--- DATA FOR THE TASK ---

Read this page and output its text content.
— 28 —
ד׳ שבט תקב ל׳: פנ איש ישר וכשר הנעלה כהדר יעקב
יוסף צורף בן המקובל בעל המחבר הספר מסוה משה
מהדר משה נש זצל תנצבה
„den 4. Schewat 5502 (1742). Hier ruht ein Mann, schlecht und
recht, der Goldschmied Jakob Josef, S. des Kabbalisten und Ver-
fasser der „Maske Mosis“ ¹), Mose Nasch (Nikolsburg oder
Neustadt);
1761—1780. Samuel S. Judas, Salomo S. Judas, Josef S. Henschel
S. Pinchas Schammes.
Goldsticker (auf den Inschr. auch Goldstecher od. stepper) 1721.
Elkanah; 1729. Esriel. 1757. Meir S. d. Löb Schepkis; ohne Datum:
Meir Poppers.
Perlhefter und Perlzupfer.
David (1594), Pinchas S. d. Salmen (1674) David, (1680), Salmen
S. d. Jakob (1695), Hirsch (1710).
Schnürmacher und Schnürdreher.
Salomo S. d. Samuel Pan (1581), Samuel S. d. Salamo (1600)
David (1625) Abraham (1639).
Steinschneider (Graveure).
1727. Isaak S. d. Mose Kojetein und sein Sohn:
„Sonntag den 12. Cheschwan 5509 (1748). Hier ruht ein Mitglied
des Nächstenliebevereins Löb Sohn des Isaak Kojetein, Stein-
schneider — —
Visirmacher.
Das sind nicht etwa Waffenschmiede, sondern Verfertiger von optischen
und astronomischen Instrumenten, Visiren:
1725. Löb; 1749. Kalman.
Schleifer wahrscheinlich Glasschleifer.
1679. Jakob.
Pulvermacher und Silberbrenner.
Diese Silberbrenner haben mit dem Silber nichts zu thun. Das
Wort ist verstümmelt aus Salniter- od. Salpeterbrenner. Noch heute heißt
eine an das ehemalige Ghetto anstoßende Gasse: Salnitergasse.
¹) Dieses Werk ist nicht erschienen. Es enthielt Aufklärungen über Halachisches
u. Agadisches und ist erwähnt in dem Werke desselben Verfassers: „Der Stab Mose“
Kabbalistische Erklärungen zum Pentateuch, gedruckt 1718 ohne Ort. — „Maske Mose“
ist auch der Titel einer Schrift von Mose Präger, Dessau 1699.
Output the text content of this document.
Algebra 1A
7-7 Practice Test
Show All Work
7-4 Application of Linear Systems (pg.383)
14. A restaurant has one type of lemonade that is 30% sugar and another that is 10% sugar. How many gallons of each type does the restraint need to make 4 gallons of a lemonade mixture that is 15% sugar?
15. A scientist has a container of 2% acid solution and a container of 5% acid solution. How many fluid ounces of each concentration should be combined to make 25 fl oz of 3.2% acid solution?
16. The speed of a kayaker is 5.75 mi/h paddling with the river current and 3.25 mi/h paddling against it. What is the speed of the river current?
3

--- WRITTEN EXERCISE ---
Include both ends. Return the line holding "Output the text content of this document." and all lines after it in the records above, exactly as written.

--- CORRECT RESPONSE ---
Output the text content of this document.
Algebra 1A
7-7 Practice Test
Show All Work
7-4 Application of Linear Systems (pg.383)
14. A restaurant has one type of lemonade that is 30% sugar and another that is 10% sugar. How many gallons of each type does the restraint need to make 4 gallons of a lemonade mixture that is 15% sugar?
15. A scientist has a container of 2% acid solution and a container of 5% acid solution. How many fluid ounces of each concentration should be combined to make 25 fl oz of 3.2% acid solution?
16. The speed of a kayaker is 5.75 mi/h paddling with the river current and 3.25 mi/h paddling against it. What is the speed of the river current?
3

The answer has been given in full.